Aufgabe:
Prüfe für den Beschluss des Obersten Gerichtshofs, ob jede Aussage zutrifft: (a) Der Streitwert im Provisorialverfahren beträgt 5.000 EUR. (b) Der Beschluss wurde in öffentlicher Sitzung gefasst. (c) Der außerordentliche Revisionsrekurs wurde zurückgewiesen. Beantworte jede Aussage mit Ja oder Nein und zitiere die entscheidenden Worte wörtlich.

Seitenauszug:
OGH 6Ob98/18g

OGH6Ob98/18g31.8.2018

Der Oberste Gerichtshof hat durch den Senatspräsidenten Dr. Schramm als Vorsitzenden und durch die Hofräte Dr. Gitschthaler, Univ.‑Prof. Dr. Kodek, Dr. Nowotny sowie die Hofrätin Dr. Faber als weitere Richter in der Rechtssache der klagenden und gefährdeten Parteien 1. S***** T***** W*****, 2. Ing. D***** B*****, beide *****, vertreten durch Dr. Peter Zöchbauer, Rechtsanwalt in Wien, gegen die beklagte Partei und Gegnerin der gefährdeten Parteien A***** GmbH & Co KG, *****, vertreten durch Ploil Boesch Rechtsanwälte in Wien, wegen Unterlassung (Streitwert im Provisorialverfahren 5.000 EUR), über den außerordentlichen Revisionsrekurs der klagenden Parteien gegen den Beschluss des Oberlandesgerichts Wien als Rekursgericht vom 23. April 2018, GZ 5 R 24/18p‑14, in nichtöffentlicher Sitzung den

Beschluss

gefasst:

European Case Law Identifier: ECLI:AT:OGH0002:2018:0060OB00098.18G.0831.000

 

Spruch:

Der außerordentliche Revisionsrekurs wird gemäß §§ 78, 402 Abs 4 EO iVm § 526 Abs 2 Satz 1 ZPO mangels der Voraussetzungen des § 528 Abs 1 ZPO zurückgewiesen (§ 528a iVm § 510 Abs 3 ZPO).

Aufgeführte Einträge:
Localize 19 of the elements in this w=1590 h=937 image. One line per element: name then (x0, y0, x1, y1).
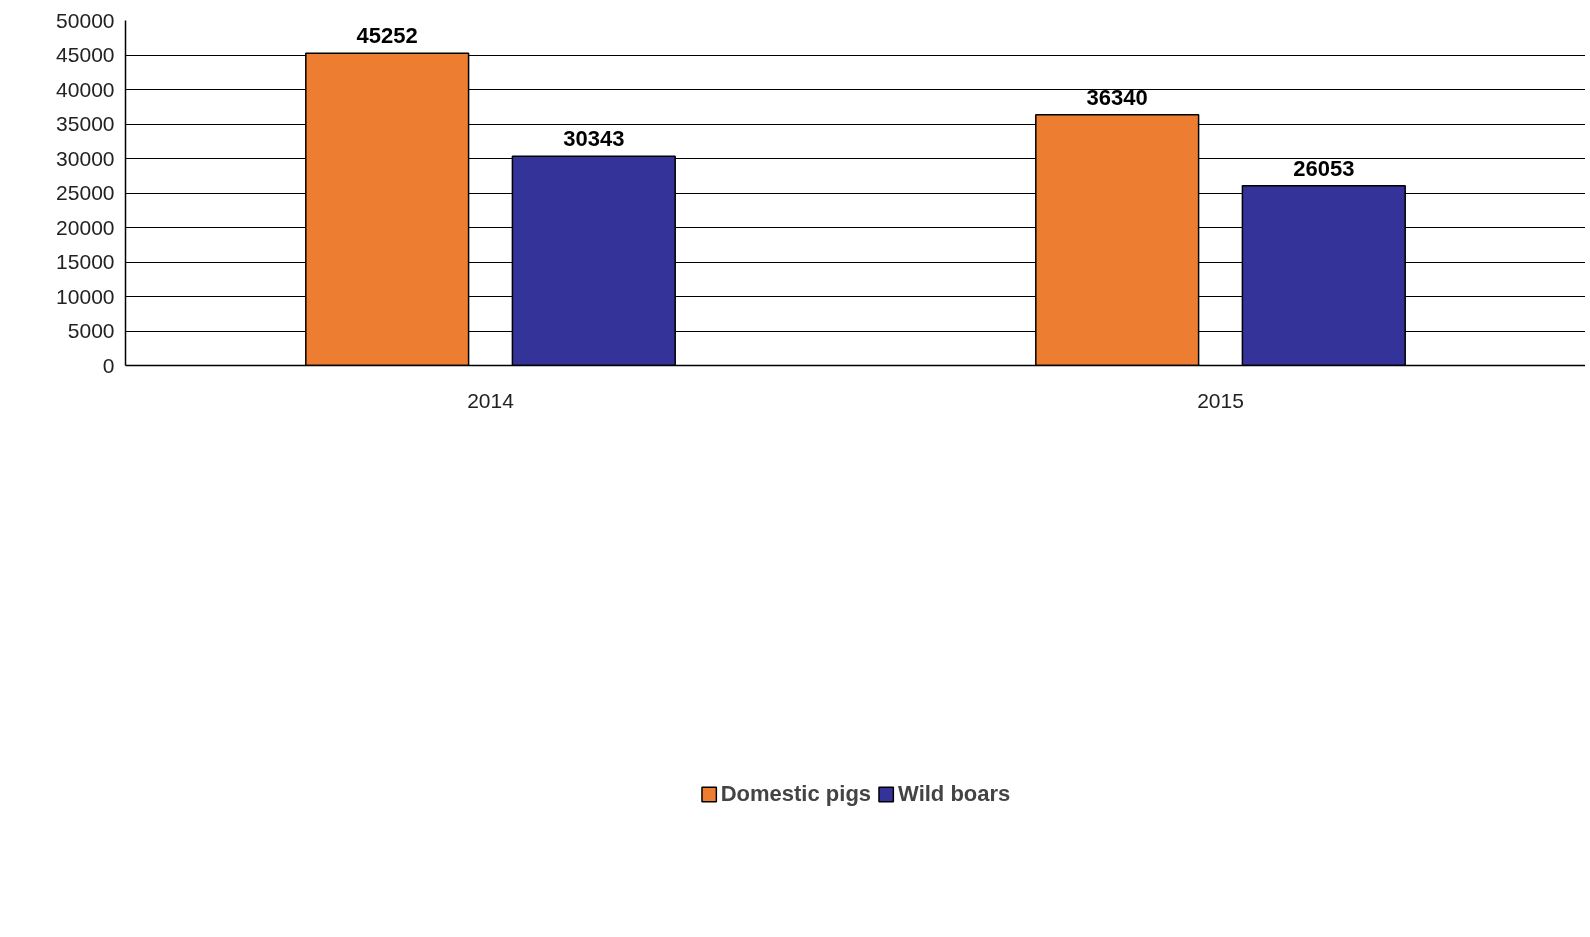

==

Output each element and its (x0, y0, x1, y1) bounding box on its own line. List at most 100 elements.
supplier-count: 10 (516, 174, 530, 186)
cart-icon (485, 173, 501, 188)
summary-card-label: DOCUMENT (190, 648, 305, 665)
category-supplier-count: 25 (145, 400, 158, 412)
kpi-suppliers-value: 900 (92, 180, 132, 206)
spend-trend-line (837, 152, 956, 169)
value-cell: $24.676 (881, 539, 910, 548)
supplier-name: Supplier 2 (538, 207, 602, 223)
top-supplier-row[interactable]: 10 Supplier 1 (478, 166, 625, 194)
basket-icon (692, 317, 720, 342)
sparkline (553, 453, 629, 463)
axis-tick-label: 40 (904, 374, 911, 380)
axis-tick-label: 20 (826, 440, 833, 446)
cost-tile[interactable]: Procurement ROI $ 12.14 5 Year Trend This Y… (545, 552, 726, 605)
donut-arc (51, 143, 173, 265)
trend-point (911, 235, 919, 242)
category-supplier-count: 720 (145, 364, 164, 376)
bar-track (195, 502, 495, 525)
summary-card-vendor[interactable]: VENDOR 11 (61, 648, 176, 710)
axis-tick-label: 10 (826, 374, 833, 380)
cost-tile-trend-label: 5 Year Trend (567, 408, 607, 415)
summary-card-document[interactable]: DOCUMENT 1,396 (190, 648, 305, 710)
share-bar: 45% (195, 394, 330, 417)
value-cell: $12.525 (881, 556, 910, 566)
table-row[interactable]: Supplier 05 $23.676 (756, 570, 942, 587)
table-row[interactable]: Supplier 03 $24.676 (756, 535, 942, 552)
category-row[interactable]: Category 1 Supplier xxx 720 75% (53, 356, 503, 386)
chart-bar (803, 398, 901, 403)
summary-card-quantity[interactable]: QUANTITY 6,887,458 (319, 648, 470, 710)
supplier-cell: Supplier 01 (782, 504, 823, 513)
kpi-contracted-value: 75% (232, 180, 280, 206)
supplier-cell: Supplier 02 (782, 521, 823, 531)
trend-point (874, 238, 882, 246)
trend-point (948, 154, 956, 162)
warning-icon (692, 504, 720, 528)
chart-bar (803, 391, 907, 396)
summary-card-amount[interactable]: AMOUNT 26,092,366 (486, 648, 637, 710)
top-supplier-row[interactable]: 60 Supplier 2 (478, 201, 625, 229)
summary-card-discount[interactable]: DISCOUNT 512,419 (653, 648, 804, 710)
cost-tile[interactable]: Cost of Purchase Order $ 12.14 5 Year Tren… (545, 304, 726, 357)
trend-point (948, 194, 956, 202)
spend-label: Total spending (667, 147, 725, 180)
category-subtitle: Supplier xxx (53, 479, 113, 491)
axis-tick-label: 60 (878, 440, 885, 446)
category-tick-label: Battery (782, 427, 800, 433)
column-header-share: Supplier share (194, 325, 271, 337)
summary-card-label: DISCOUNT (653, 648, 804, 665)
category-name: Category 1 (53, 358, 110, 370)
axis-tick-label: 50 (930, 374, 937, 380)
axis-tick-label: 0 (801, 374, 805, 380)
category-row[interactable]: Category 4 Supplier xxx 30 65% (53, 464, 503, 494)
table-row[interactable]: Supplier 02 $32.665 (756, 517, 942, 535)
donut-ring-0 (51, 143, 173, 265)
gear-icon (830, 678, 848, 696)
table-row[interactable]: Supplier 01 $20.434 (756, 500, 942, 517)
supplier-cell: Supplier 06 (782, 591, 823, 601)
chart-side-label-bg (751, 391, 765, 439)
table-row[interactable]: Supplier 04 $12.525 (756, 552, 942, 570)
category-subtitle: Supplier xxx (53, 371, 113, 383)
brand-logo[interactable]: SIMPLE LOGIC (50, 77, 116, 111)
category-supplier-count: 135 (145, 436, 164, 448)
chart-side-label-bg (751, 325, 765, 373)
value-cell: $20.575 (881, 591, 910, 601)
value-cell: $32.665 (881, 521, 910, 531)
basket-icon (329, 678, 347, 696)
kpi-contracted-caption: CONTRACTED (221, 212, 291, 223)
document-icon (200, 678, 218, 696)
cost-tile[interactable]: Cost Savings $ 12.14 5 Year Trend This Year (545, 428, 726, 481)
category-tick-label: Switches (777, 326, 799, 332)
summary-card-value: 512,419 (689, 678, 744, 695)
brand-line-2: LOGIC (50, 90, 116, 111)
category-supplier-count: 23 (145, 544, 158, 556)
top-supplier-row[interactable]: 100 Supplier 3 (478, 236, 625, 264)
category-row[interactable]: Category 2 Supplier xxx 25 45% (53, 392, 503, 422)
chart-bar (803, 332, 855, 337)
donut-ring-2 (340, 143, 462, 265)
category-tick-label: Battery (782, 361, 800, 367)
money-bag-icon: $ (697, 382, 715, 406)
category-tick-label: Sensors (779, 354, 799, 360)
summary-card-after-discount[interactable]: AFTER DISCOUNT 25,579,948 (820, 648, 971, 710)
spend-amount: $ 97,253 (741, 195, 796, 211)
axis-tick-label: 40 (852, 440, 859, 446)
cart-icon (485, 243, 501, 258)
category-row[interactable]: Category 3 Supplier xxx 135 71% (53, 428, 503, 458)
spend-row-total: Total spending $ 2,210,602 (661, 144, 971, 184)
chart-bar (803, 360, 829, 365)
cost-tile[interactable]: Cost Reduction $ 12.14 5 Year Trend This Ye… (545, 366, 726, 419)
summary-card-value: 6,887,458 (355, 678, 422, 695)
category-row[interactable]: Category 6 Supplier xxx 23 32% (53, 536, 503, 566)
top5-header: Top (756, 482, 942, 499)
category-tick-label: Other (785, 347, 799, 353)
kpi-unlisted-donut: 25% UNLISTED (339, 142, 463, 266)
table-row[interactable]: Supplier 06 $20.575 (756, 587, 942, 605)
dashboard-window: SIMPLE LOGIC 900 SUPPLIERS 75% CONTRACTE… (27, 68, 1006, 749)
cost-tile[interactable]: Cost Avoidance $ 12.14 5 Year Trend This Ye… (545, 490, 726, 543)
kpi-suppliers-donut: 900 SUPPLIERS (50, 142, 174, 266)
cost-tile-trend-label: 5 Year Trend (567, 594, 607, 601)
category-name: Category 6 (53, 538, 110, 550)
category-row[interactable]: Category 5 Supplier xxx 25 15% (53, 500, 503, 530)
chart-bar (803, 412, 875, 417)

Antwort zur Aufgabe:
(a) Ja: „Streitwert im Provisorialverfahren 5.000 EUR“
(b) Nein: „in nichtöffentlicher Sitzung“
(c) Ja: „mangels der Voraussetzungen des § 528 Abs 1 ZPO zurückgewiesen“